> [TASK DETAILS] Please reproduce the rows below with "paragraph-line" swapped for "text-line" everywhere and nothing else changed, leaving out the pictures.

> [EXERCISE INPUTS]
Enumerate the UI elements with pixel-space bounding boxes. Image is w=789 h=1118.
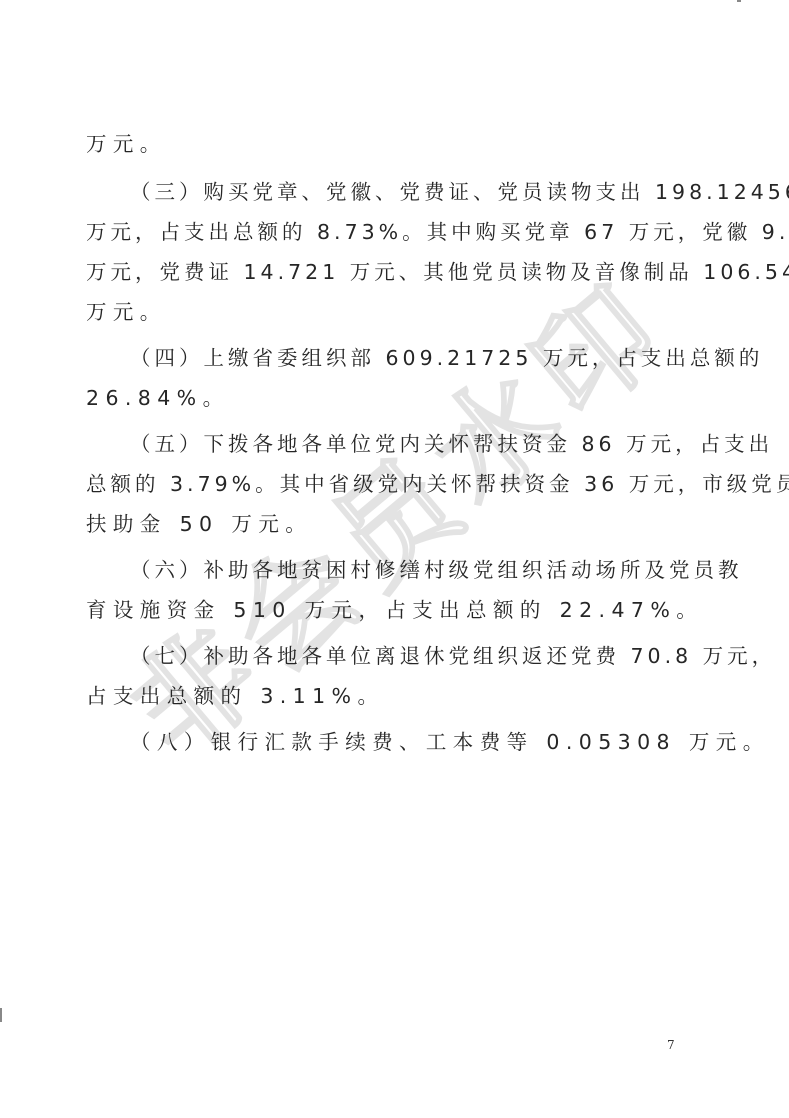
scan-edge-mark bbox=[0, 1008, 2, 1022]
paragraph-line: （三）购买党章、党徽、党费证、党员读物支出 198.12456 bbox=[130, 178, 676, 206]
paragraph-line: 万元，党费证 14.721 万元、其他党员读物及音像制品 106.54856 bbox=[86, 258, 676, 286]
paragraph-line: （七）补助各地各单位离退休党组织返还党费 70.8 万元， bbox=[130, 642, 676, 670]
scan-edge-mark bbox=[737, 0, 741, 2]
paragraph-line: 育设施资金 510 万元，占支出总额的 22.47%。 bbox=[86, 596, 676, 624]
paragraph-line: （六）补助各地贫困村修缮村级党组织活动场所及党员教 bbox=[130, 556, 676, 584]
page-number: 7 bbox=[667, 1038, 675, 1052]
paragraph-line: （五）下拨各地各单位党内关怀帮扶资金 86 万元，占支出 bbox=[130, 430, 676, 458]
document-page: 非 会 员 水 印 万元。 （三）购买党章、党徽、党费证、党员读物支出 198.… bbox=[0, 0, 789, 1118]
paragraph-line: 占支出总额的 3.11%。 bbox=[86, 682, 676, 710]
paragraph-line: 万元。 bbox=[86, 130, 676, 158]
paragraph-line: （四）上缴省委组织部 609.21725 万元，占支出总额的 bbox=[130, 344, 676, 372]
paragraph-line: 万元，占支出总额的 8.73%。其中购买党章 67 万元，党徽 9.855 bbox=[86, 218, 676, 246]
paragraph-line: 26.84%。 bbox=[86, 384, 676, 412]
paragraph-line: 扶助金 50 万元。 bbox=[86, 510, 676, 538]
paragraph-line: 总额的 3.79%。其中省级党内关怀帮扶资金 36 万元，市级党员 bbox=[86, 470, 676, 498]
paragraph-line: （八）银行汇款手续费、工本费等 0.05308 万元。 bbox=[130, 728, 676, 756]
paragraph-line: 万元。 bbox=[86, 298, 676, 326]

> [CORRECT RESULT]
Enumerate the UI elements with pixel-space bounding boxes. Image is w=789 h=1118.
scan-edge-mark bbox=[0, 1008, 2, 1022]
text-line: （三）购买党章、党徽、党费证、党员读物支出 198.12456 bbox=[130, 178, 676, 206]
text-line: 万元，党费证 14.721 万元、其他党员读物及音像制品 106.54856 bbox=[86, 258, 676, 286]
text-line: （七）补助各地各单位离退休党组织返还党费 70.8 万元， bbox=[130, 642, 676, 670]
scan-edge-mark bbox=[737, 0, 741, 2]
text-line: 育设施资金 510 万元，占支出总额的 22.47%。 bbox=[86, 596, 676, 624]
text-line: （六）补助各地贫困村修缮村级党组织活动场所及党员教 bbox=[130, 556, 676, 584]
page-number: 7 bbox=[667, 1038, 675, 1052]
text-line: （五）下拨各地各单位党内关怀帮扶资金 86 万元，占支出 bbox=[130, 430, 676, 458]
document-page: 非 会 员 水 印 万元。 （三）购买党章、党徽、党费证、党员读物支出 198.… bbox=[0, 0, 789, 1118]
text-line: 占支出总额的 3.11%。 bbox=[86, 682, 676, 710]
text-line: 万元。 bbox=[86, 130, 676, 158]
text-line: （四）上缴省委组织部 609.21725 万元，占支出总额的 bbox=[130, 344, 676, 372]
text-line: 万元，占支出总额的 8.73%。其中购买党章 67 万元，党徽 9.855 bbox=[86, 218, 676, 246]
text-line: 26.84%。 bbox=[86, 384, 676, 412]
text-line: 扶助金 50 万元。 bbox=[86, 510, 676, 538]
text-line: 总额的 3.79%。其中省级党内关怀帮扶资金 36 万元，市级党员 bbox=[86, 470, 676, 498]
text-line: （八）银行汇款手续费、工本费等 0.05308 万元。 bbox=[130, 728, 676, 756]
text-line: 万元。 bbox=[86, 298, 676, 326]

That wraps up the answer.